EXERCISE PROMPT
Filter the entries below, keeping every line that has the word "Liége".

━━━━━━━━━━

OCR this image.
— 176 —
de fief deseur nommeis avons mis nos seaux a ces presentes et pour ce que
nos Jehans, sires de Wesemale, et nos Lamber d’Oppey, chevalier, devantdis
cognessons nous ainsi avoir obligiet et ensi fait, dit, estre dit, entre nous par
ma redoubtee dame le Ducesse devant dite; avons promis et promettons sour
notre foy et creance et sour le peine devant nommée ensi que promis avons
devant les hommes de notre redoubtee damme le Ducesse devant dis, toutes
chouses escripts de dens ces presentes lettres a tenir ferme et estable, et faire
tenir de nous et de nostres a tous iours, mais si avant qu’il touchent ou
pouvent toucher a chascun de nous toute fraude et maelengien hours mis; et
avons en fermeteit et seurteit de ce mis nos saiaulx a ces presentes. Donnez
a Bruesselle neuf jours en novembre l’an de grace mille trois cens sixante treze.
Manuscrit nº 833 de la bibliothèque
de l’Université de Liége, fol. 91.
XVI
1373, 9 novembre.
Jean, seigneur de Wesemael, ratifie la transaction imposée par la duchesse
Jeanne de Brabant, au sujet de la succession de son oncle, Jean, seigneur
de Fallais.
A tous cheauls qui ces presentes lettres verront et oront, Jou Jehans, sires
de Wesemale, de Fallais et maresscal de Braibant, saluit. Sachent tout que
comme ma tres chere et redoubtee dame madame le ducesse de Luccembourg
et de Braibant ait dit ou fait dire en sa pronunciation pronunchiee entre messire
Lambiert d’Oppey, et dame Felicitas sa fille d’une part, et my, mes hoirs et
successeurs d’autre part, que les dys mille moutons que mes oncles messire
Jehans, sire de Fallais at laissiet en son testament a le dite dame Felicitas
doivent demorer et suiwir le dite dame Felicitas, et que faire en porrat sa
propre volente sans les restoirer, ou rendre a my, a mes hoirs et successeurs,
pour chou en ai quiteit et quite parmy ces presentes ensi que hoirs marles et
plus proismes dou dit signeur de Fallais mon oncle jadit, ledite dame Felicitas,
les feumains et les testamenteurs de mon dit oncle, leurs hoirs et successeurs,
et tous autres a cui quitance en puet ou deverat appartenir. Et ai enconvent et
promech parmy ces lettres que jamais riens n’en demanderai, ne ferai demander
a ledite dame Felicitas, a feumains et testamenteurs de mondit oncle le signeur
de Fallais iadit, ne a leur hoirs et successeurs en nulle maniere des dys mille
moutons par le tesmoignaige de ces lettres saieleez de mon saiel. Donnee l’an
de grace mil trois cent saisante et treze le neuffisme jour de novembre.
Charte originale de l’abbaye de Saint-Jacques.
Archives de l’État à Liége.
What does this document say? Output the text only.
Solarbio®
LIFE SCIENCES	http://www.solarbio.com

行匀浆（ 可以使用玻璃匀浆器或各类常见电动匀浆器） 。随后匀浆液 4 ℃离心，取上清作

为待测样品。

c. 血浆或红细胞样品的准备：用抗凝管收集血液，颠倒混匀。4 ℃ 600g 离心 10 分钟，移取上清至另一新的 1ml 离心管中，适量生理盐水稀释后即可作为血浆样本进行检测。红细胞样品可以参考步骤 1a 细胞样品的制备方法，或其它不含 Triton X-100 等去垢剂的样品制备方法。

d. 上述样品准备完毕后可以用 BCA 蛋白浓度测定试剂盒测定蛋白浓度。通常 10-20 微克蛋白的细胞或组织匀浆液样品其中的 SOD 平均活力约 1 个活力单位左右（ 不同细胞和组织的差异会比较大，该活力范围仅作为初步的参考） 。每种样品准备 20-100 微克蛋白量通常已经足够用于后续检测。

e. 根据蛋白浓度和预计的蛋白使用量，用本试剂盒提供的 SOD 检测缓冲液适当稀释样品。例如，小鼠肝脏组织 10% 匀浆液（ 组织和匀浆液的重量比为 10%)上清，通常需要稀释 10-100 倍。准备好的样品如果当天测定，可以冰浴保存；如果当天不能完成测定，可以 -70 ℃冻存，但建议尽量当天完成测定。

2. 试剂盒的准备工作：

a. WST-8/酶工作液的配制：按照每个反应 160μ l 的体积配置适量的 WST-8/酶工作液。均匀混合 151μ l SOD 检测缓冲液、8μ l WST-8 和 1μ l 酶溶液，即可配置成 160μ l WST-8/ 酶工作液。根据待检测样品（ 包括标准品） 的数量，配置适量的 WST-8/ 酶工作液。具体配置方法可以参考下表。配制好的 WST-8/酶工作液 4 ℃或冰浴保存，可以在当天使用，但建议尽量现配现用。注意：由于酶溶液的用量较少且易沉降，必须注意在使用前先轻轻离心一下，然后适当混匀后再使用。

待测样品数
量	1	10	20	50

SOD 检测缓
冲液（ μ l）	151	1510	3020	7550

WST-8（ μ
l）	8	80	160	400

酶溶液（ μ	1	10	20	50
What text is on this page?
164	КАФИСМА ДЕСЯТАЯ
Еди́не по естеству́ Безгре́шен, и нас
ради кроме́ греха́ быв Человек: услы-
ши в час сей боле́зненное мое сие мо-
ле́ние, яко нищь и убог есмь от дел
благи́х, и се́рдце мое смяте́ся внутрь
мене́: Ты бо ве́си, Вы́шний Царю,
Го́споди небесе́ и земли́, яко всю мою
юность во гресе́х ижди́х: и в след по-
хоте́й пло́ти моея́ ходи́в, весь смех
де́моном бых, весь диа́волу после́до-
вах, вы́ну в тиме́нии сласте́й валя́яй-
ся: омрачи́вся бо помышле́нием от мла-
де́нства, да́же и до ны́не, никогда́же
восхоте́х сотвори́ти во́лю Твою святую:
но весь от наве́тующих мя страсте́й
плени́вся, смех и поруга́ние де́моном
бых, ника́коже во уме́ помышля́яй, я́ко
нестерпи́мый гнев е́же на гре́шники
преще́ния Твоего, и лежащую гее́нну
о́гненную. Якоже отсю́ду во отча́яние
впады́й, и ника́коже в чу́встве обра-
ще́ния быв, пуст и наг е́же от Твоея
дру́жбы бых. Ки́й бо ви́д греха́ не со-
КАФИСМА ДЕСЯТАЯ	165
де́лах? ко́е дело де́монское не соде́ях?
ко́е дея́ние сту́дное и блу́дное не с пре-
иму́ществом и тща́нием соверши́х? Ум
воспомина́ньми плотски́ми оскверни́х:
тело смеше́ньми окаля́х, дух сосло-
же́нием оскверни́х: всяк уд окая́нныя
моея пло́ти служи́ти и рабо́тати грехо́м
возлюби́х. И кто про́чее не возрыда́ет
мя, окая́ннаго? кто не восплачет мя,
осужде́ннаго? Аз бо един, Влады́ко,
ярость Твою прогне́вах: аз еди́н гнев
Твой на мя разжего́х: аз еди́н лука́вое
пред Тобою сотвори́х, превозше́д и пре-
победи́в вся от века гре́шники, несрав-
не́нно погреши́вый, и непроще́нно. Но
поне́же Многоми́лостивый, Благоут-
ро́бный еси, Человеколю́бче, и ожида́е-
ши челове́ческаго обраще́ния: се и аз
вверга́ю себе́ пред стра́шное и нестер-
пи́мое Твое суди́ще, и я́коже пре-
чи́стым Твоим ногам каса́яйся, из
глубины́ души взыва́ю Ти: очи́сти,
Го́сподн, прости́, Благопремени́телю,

━━━━━━━━━━

EXERCISE OUTPUT
de l’Université de Liége, fol. 91.
Archives de l’État à Liége.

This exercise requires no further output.